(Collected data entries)
• • •

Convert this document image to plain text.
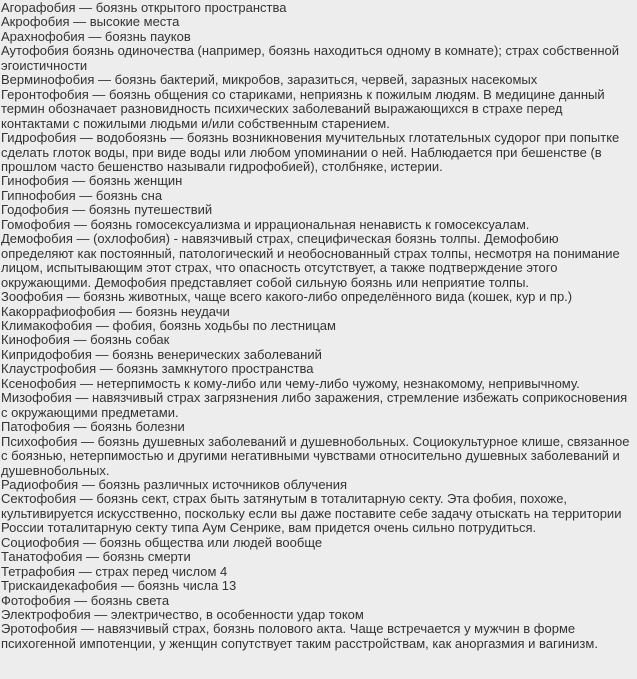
Агорафобия — боязнь открытого пространства

Акрофобия — высокие места

Арахнофобия — боязнь пауков

Аутофобия боязнь одиночества (например, боязнь находиться одному в комнате); страх собственной
эгоистичности

Верминофобия — боязнь бактерий, микробов, заразиться, червей, заразных насекомых

Геронтофобия — боязнь общения со стариками, неприязнь к пожилым людям. В медицине данный
термин обозначает разновидность психических заболеваний выражающихся в страхе перед
контактами с пожилыми людьми и/или собственным старением.

Гидрофобия — водобоязнь — боязнь возникновения мучительных глотательных судорог при попытке
сделать глоток воды, при виде воды или любом упоминании о ней. Наблюдается при бешенстве (в
прошлом часто бешенство называли гидрофобией), столбняке, истерии.

Гинофобия — боязнь женщин

Гипнофобия — боязнь сна

Годофобия — боязнь путешествий

Гомофобия — боязнь гомосексуализма и иррациональная ненависть к гомосексуалам.

Демофобия — (охлофобия) - навязчивый страх, специфическая боязнь толпы. Демофобию
определяют как постоянный, патологический и необоснованный страх толпы, несмотря на понимание
лицом, испытывающим этот страх, что опасность отсутствует, а также подтверждение этого
окружающими. Демофобия представляет собой сильную боязнь или неприятие толпы.

Зоофобия — боязнь животных, чаще всего какого-либо определённого вида (кошек, кур и пр.)

Какоррафиофобия — боязнь неудачи

Климакофобия — фобия, боязнь ходьбы по лестницам

Кинофобия — боязнь собак

Кипридофобия — боязнь венерических заболеваний

Клаустрофобия — боязнь замкнутого пространства

Ксенофобия — нетерпимость к кому-либо или чему-либо чужому, незнакомому, непривычному.

Мизофобия — навязчивый страх загрязнения либо заражения, стремление избежать соприкосновения
с окружающими предметами.

Патофобия — боязнь болезни

Психофобия — боязнь душевных заболеваний и душевнобольных. Социокультурное клише, связанное
с боязнью, нетерпимостью и другими негативными чувствами относительно душевных заболеваний и
душевнобольных.

Радиофобия — боязнь различных источников облучения

Сектофобия — боязнь сект, страх быть затянутым в тоталитарную секту. Эта фобия, похоже,
культивируется искусственно, поскольку если вы даже поставите себе задачу отыскать на территории
России тоталитарную секту типа Аум Сенрике, вам придется очень сильно потрудиться.

Социофобия — боязнь общества или людей вообще

Танатофобия — боязнь смерти

Тетрафобия — страх перед числом 4

Трискаидекафобия — боязнь числа 13

Фотофобия — боязнь света

Электрофобия — электричество, в особенности удар током

Эротофобия — навязчивый страх, боязнь полового акта. Чаще встречается у мужчин в форме
психогенной импотенции, у женщин сопутствует таким расстройствам, как аноргазмия и вагинизм.
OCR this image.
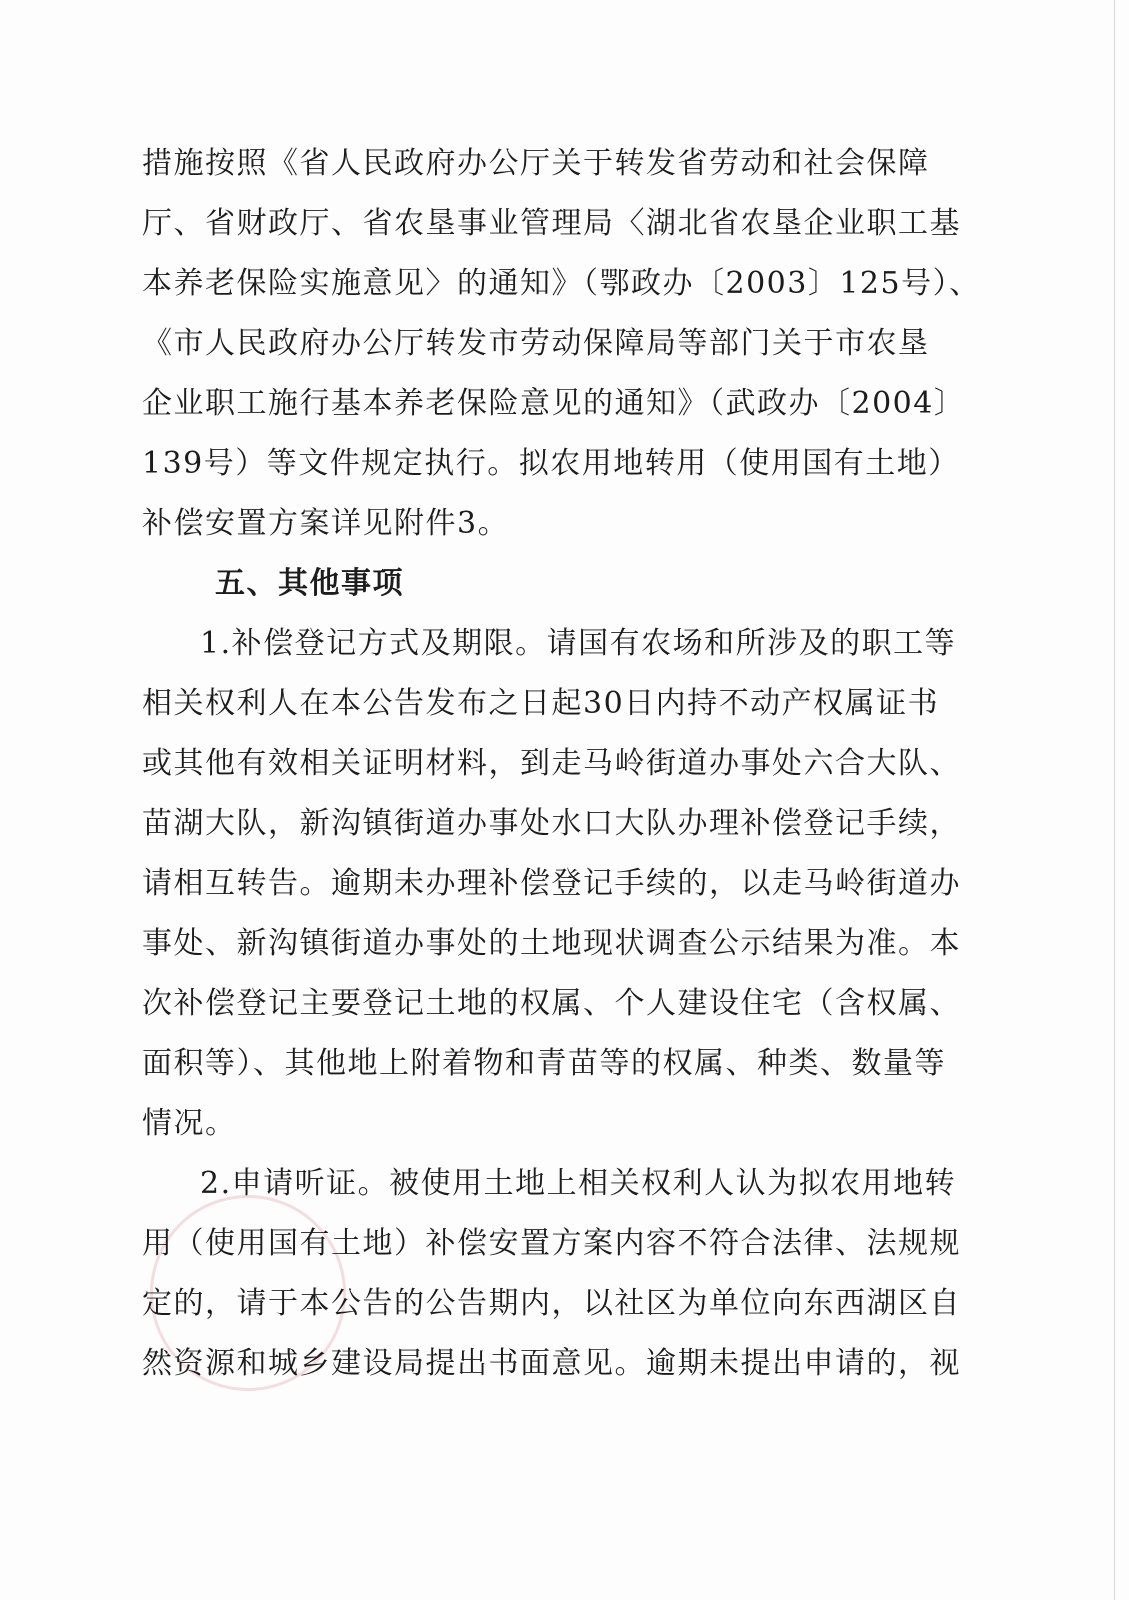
措施按照《省人民政府办公厅关于转发省劳动和社会保障
厅、省财政厅、省农垦事业管理局〈湖北省农垦企业职工基
本养老保险实施意见〉的通知》（鄂政办〔2003〕125号）、
《市人民政府办公厅转发市劳动保障局等部门关于市农垦
企业职工施行基本养老保险意见的通知》（武政办〔2004〕
139号）等文件规定执行。拟农用地转用（使用国有土地）
补偿安置方案详见附件3。
五、其他事项
1.补偿登记方式及期限。请国有农场和所涉及的职工等
相关权利人在本公告发布之日起30日内持不动产权属证书
或其他有效相关证明材料，到走马岭街道办事处六合大队、
苗湖大队，新沟镇街道办事处水口大队办理补偿登记手续，
请相互转告。逾期未办理补偿登记手续的，以走马岭街道办
事处、新沟镇街道办事处的土地现状调查公示结果为准。本
次补偿登记主要登记土地的权属、个人建设住宅（含权属、
面积等）、其他地上附着物和青苗等的权属、种类、数量等
情况。
2.申请听证。被使用土地上相关权利人认为拟农用地转
用（使用国有土地）补偿安置方案内容不符合法律、法规规
定的，请于本公告的公告期内，以社区为单位向东西湖区自
然资源和城乡建设局提出书面意见。逾期未提出申请的，视
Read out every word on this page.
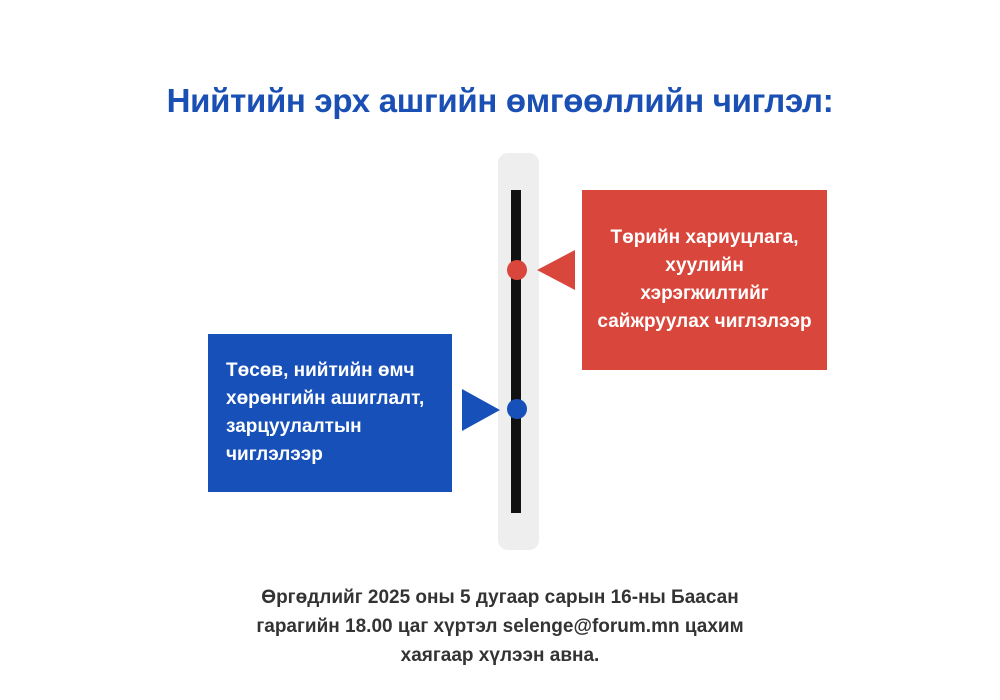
Нийтийн эрх ашгийн өмгөөллийн чиглэл:
Төрийн хариуцлага,
хуулийн
хэрэгжилтийг
сайжруулах чиглэлээр
Төсөв, нийтийн өмч
хөрөнгийн ашиглалт,
зарцуулалтын
чиглэлээр
Өргөдлийг 2025 оны 5 дугаар сарын 16-ны Баасан
гарагийн 18.00 цаг хүртэл selenge@forum.mn цахим
хаягаар хүлээн авна.
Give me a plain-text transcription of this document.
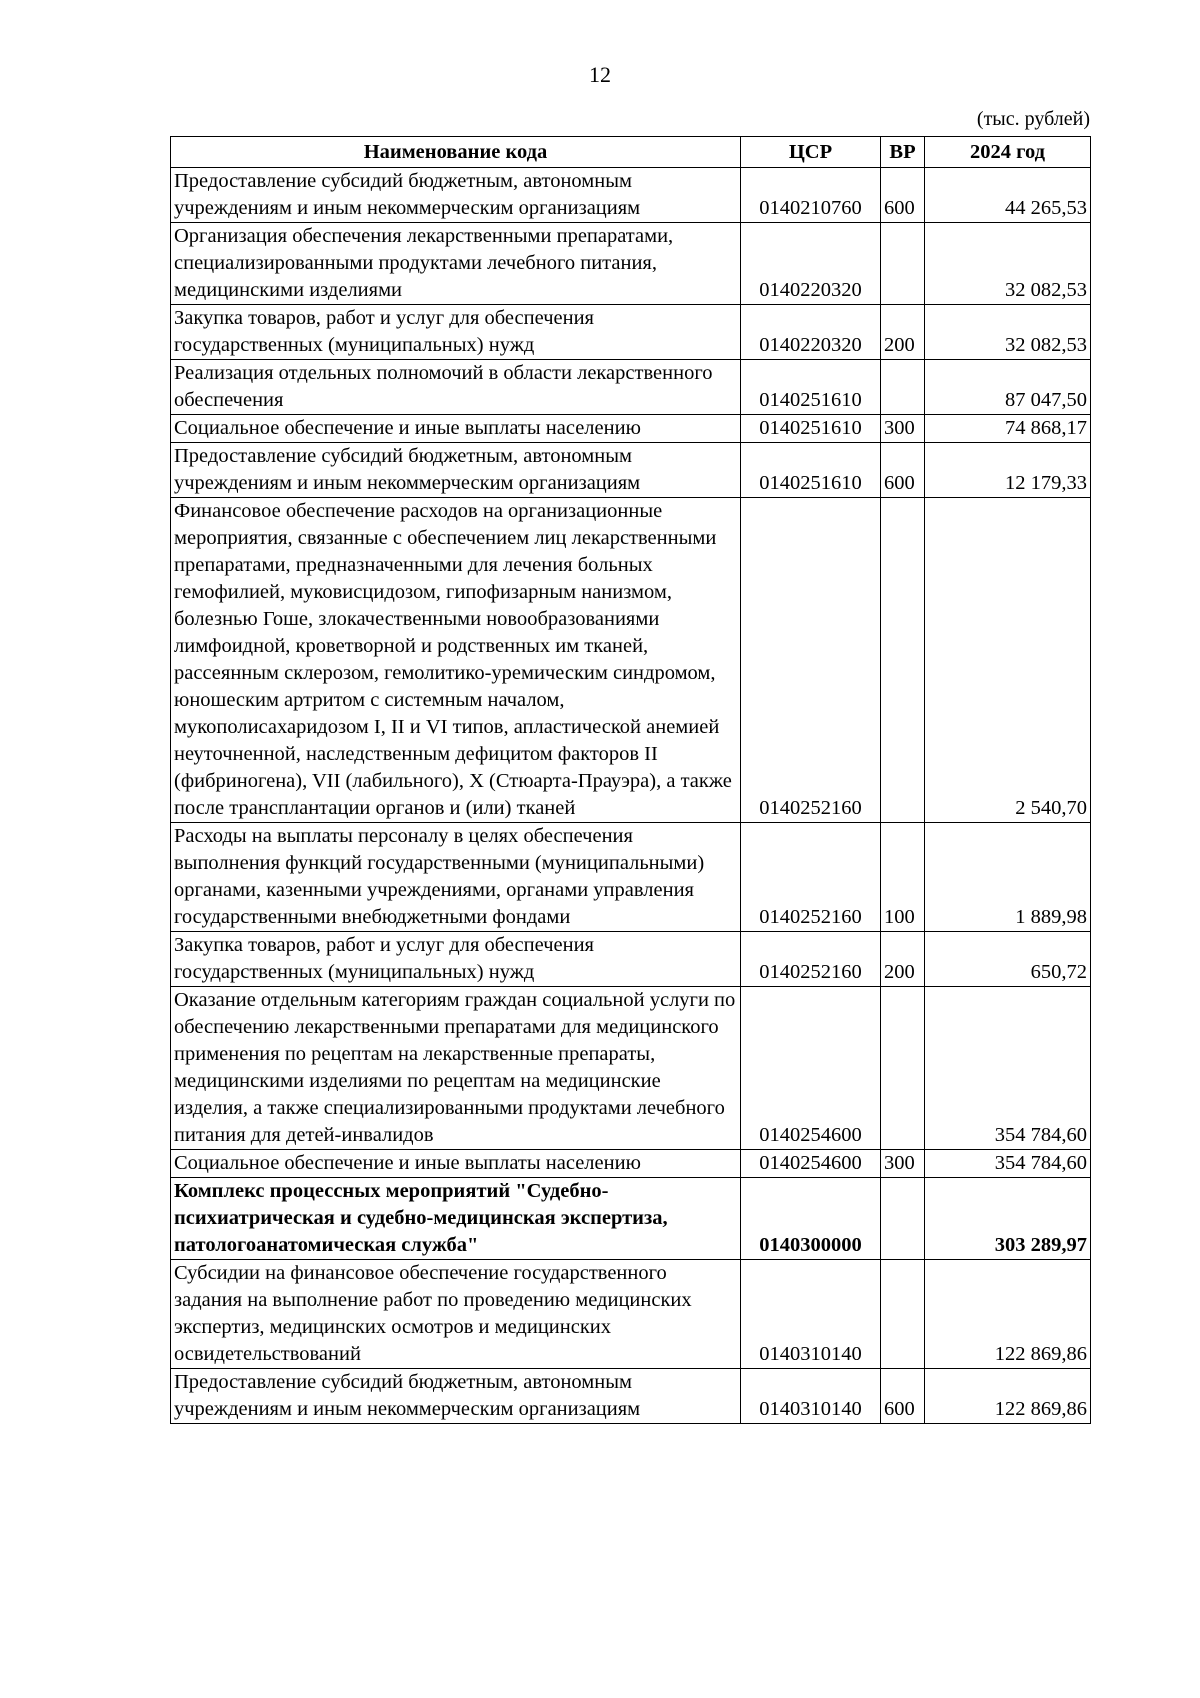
12
(тыс. рублей)
Наименование кода	ЦСР	ВР	2024 год
Предоставление субсидий бюджетным, автономным учреждениям и иным некоммерческим организациям	0140210760	600	44 265,53
Организация обеспечения лекарственными препаратами, специализированными продуктами лечебного питания, медицинскими изделиями	0140220320		32 082,53
Закупка товаров, работ и услуг для обеспечения государственных (муниципальных) нужд	0140220320	200	32 082,53
Реализация отдельных полномочий в области лекарственного обеспечения	0140251610		87 047,50
Социальное обеспечение и иные выплаты населению	0140251610	300	74 868,17
Предоставление субсидий бюджетным, автономным учреждениям и иным некоммерческим организациям	0140251610	600	12 179,33
Финансовое обеспечение расходов на организационные мероприятия, связанные с обеспечением лиц лекарственными препаратами, предназначенными для лечения больных гемофилией, муковисцидозом, гипофизарным нанизмом, болезнью Гоше, злокачественными новообразованиями лимфоидной, кроветворной и родственных им тканей, рассеянным склерозом, гемолитико-уремическим синдромом, юношеским артритом с системным началом, мукополисахаридозом I, II и VI типов, апластической анемией неуточненной, наследственным дефицитом факторов II (фибриногена), VII (лабильного), X (Стюарта-Прауэра), а также после трансплантации органов и (или) тканей	0140252160		2 540,70
Расходы на выплаты персоналу в целях обеспечения выполнения функций государственными (муниципальными) органами, казенными учреждениями, органами управления государственными внебюджетными фондами	0140252160	100	1 889,98
Закупка товаров, работ и услуг для обеспечения государственных (муниципальных) нужд	0140252160	200	650,72
Оказание отдельным категориям граждан социальной услуги по обеспечению лекарственными препаратами для медицинского применения по рецептам на лекарственные препараты, медицинскими изделиями по рецептам на медицинские изделия, а также специализированными продуктами лечебного питания для детей-инвалидов	0140254600		354 784,60
Социальное обеспечение и иные выплаты населению	0140254600	300	354 784,60
Комплекс процессных мероприятий "Судебно-психиатрическая и судебно-медицинская экспертиза, патологоанатомическая служба"	0140300000		303 289,97
Субсидии на финансовое обеспечение государственного задания на выполнение работ по проведению медицинских экспертиз, медицинских осмотров и медицинских освидетельствований	0140310140		122 869,86
Предоставление субсидий бюджетным, автономным учреждениям и иным некоммерческим организациям	0140310140	600	122 869,86
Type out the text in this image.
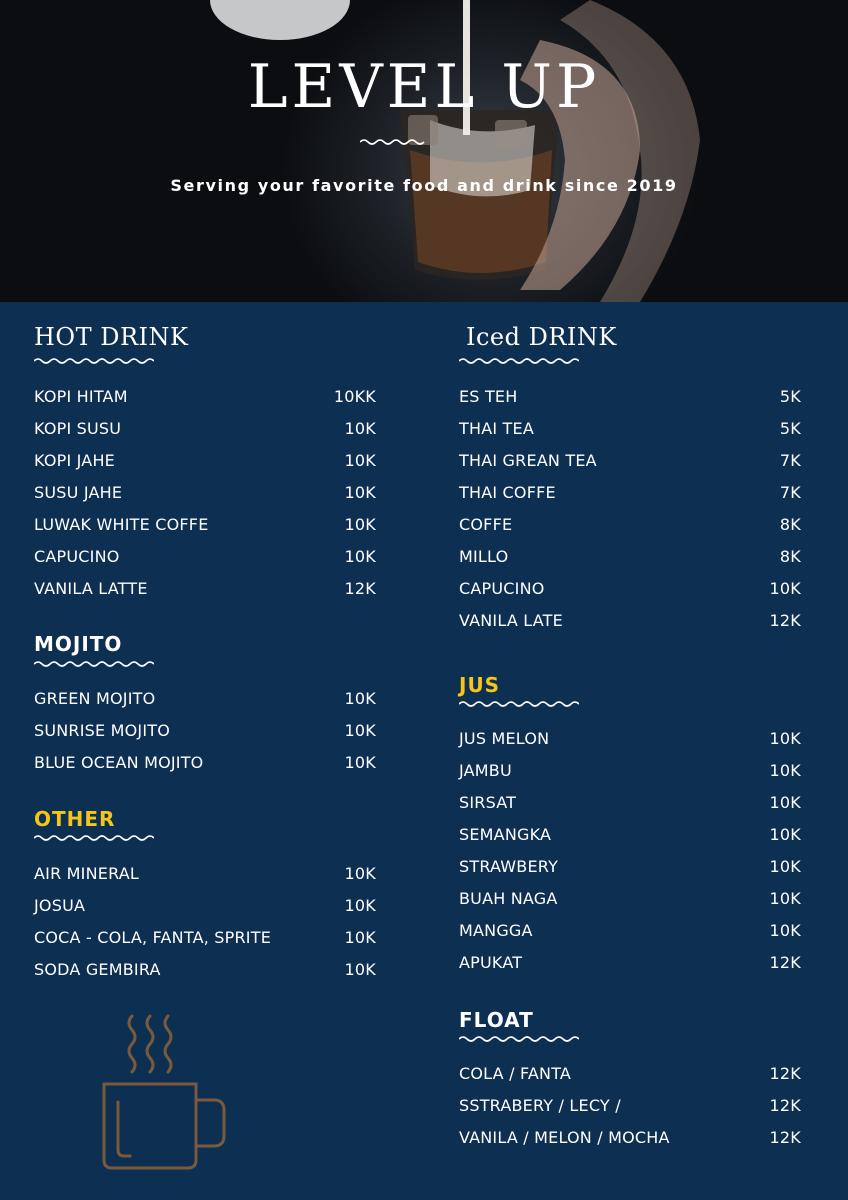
LEVEL UP
Serving your favorite food and drink since 2019
HOT DRINK
KOPI HITAM	10KK
KOPI SUSU	10K
KOPI JAHE	10K
SUSU JAHE	10K
LUWAK WHITE COFFE	10K
CAPUCINO	10K
VANILA LATTE	12K
MOJITO
GREEN MOJITO	10K
SUNRISE MOJITO	10K
BLUE OCEAN MOJITO	10K
OTHER
AIR MINERAL	10K
JOSUA	10K
COCA - COLA, FANTA, SPRITE	10K
SODA GEMBIRA	10K
Iced DRINK
ES TEH	5K
THAI TEA	5K
THAI GREAN TEA	7K
THAI COFFE	7K
COFFE	8K
MILLO	8K
CAPUCINO	10K
VANILA LATE	12K
JUS
JUS MELON	10K
JAMBU	10K
SIRSAT	10K
SEMANGKA	10K
STRAWBERY	10K
BUAH NAGA	10K
MANGGA	10K
APUKAT	12K
FLOAT
COLA / FANTA	12K
SSTRABERY / LECY /	12K
VANILA / MELON / MOCHA	12K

• • •

The word "нужд" appears in how many lines of the records? Give the number only.

2